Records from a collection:
## Begin

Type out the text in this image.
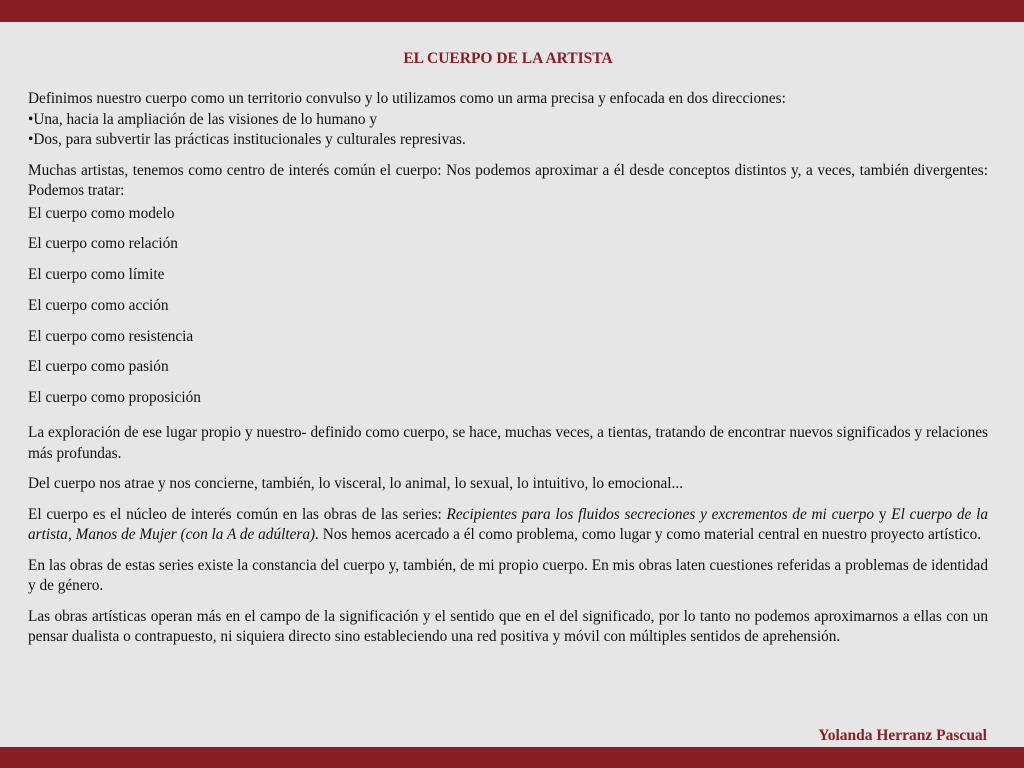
EL CUERPO DE LA ARTISTA
Definimos nuestro cuerpo como un territorio convulso y lo utilizamos como un arma precisa y enfocada en dos direcciones:
•Una, hacia la ampliación de las visiones de lo humano y
•Dos, para subvertir las prácticas institucionales y culturales represivas.

Muchas artistas, tenemos como centro de interés común el cuerpo: Nos podemos aproximar a él desde conceptos distintos y, a veces, también divergentes: Podemos tratar:

El cuerpo como modelo
El cuerpo como relación
El cuerpo como límite
El cuerpo como acción
El cuerpo como resistencia
El cuerpo como pasión
El cuerpo como proposición

La exploración de ese lugar propio y nuestro- definido como cuerpo, se hace, muchas veces, a tientas, tratando de encontrar nuevos significados y relaciones más profundas.

Del cuerpo nos atrae y nos concierne, también, lo visceral, lo animal, lo sexual, lo intuitivo, lo emocional...

El cuerpo es el núcleo de interés común en las obras de las series: Recipientes para los fluidos secreciones y excrementos de mi cuerpo y El cuerpo de la artista, Manos de Mujer (con la A de adúltera). Nos hemos acercado a él como problema, como lugar y como material central en nuestro proyecto artístico.

En las obras de estas series existe la constancia del cuerpo y, también, de mi propio cuerpo. En mis obras laten cuestiones referidas a problemas de identidad y de género.

Las obras artísticas operan más en el campo de la significación y el sentido que en el del significado, por lo tanto no podemos aproximarnos a ellas con un pensar dualista o contrapuesto, ni siquiera directo sino estableciendo una red positiva y móvil con múltiples sentidos de aprehensión.

Yolanda Herranz Pascual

## End

* **Set task**
Each line above that includes "propio" should be shown.

* **Completed exercise**
La exploración de ese lugar propio y nuestro- definido como cuerpo, se hace, muchas veces, a tientas, tratando de encontrar nuevos significados y relaciones más profundas.
En las obras de estas series existe la constancia del cuerpo y, también, de mi propio cuerpo. En mis obras laten cuestiones referidas a problemas de identidad y de género.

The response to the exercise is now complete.